Records from a collection of figures:
##############################

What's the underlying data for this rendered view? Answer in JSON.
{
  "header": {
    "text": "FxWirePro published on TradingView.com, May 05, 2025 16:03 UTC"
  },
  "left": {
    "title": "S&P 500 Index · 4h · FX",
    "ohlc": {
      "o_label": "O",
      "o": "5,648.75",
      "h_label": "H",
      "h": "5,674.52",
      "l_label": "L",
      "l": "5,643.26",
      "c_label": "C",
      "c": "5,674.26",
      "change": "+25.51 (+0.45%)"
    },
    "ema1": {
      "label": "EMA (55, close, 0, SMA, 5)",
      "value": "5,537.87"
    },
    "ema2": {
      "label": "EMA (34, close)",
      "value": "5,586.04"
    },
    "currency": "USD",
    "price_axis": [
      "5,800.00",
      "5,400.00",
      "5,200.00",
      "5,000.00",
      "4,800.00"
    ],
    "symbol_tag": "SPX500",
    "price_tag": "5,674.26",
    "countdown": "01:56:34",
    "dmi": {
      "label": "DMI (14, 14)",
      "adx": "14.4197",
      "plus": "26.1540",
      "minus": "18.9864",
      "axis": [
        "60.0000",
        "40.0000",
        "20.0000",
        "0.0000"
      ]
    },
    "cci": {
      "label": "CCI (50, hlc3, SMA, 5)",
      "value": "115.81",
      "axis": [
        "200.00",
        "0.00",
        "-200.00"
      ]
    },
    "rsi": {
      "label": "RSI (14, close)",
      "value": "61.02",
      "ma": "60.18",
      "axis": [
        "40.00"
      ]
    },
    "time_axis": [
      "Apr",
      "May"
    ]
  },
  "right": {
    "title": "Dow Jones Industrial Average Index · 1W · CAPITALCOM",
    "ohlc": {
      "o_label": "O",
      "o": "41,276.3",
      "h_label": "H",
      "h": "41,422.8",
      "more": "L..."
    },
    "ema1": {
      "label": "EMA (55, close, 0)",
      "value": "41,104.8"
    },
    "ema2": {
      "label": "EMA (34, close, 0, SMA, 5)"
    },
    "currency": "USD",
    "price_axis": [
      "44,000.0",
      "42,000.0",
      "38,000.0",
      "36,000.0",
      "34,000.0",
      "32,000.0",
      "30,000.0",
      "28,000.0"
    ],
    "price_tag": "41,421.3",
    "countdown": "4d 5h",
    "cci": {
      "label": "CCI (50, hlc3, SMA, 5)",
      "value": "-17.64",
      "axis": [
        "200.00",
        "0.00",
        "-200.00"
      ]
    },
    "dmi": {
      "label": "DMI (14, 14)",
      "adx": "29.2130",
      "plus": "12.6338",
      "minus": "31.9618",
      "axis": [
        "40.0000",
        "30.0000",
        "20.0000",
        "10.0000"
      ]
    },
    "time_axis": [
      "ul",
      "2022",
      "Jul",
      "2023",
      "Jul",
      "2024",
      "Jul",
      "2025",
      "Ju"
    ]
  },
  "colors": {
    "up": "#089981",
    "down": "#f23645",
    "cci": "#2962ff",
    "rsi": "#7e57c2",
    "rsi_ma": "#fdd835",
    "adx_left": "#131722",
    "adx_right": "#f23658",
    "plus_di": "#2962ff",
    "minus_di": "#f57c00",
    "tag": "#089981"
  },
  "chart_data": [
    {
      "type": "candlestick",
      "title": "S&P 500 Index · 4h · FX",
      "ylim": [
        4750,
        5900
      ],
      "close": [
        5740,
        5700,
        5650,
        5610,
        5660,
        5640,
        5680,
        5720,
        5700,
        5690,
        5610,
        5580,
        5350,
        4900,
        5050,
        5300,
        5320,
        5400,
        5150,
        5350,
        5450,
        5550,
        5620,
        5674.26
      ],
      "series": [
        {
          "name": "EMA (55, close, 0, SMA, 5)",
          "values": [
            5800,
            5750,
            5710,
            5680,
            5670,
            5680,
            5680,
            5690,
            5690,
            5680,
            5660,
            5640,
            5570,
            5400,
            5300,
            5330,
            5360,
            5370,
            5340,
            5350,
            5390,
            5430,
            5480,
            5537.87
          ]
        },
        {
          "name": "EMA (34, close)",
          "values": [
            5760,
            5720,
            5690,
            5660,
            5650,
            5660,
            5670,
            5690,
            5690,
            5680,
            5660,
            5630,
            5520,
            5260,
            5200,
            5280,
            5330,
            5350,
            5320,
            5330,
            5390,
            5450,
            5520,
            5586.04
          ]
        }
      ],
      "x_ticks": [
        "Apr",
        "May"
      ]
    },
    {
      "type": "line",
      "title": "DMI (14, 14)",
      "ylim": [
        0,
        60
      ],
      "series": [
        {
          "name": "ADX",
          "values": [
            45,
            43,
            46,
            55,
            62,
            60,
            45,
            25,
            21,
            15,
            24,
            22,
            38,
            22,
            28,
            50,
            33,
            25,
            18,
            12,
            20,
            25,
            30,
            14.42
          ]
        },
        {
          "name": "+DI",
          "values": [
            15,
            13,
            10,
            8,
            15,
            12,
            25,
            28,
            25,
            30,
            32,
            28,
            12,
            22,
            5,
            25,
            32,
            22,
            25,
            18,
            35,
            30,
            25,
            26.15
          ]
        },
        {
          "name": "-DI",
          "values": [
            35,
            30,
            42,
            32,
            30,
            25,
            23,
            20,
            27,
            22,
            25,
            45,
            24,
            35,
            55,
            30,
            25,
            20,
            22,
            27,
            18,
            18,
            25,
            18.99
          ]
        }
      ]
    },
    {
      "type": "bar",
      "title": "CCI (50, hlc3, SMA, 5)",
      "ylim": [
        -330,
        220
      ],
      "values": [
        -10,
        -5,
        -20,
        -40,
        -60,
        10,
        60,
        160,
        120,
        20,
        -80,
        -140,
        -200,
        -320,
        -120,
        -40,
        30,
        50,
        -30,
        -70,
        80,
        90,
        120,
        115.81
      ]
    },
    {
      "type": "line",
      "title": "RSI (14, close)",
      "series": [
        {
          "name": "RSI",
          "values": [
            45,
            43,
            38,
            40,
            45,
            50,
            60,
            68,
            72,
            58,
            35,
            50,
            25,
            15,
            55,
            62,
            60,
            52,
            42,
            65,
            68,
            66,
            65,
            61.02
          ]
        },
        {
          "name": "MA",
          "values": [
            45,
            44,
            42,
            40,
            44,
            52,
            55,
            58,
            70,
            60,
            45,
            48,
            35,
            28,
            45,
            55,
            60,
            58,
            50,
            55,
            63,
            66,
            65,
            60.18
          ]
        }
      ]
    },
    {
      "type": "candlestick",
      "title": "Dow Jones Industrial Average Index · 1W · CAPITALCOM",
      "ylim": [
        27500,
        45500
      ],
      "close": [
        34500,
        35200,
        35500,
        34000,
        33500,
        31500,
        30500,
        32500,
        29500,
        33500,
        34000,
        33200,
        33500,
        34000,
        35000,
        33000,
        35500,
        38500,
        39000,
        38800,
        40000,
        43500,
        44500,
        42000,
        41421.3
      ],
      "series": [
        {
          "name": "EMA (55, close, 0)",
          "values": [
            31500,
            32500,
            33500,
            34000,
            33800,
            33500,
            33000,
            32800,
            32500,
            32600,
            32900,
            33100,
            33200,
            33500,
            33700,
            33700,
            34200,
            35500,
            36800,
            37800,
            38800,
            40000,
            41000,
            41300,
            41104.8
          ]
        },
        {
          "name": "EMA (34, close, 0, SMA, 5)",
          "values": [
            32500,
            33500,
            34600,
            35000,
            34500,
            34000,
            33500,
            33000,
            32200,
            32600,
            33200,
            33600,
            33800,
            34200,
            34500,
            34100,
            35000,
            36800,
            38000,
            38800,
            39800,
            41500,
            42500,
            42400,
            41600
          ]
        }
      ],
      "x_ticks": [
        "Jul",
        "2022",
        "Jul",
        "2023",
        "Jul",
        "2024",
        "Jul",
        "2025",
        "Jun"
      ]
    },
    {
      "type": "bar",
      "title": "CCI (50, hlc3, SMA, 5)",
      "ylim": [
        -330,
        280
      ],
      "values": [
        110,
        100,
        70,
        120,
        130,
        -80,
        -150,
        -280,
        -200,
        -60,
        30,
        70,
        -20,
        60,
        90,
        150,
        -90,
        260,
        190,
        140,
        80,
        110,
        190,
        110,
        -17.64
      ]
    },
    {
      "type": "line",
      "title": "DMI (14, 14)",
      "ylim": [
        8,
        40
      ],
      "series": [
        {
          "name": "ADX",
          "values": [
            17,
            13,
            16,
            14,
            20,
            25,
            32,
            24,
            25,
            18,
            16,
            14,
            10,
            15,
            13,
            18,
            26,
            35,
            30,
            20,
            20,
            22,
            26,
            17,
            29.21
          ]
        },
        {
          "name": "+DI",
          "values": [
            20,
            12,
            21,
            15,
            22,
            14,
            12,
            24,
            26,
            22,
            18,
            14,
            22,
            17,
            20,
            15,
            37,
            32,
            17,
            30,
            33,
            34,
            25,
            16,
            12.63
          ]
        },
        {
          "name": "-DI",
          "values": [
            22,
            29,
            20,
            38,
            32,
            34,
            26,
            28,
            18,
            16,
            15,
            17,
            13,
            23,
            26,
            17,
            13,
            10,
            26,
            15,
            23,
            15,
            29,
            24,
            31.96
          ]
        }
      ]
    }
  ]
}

##############################

## GOAL
Look above for lines with the word "name" and copy them all.

## FINAL RESULT
          "name": "EMA (55, close, 0, SMA, 5)",
          "name": "EMA (34, close)",
          "name": "ADX",
          "name": "+DI",
          "name": "-DI",
          "name": "RSI",
          "name": "MA",
          "name": "EMA (55, close, 0)",
          "name": "EMA (34, close, 0, SMA, 5)",
          "name": "ADX",
          "name": "+DI",
          "name": "-DI",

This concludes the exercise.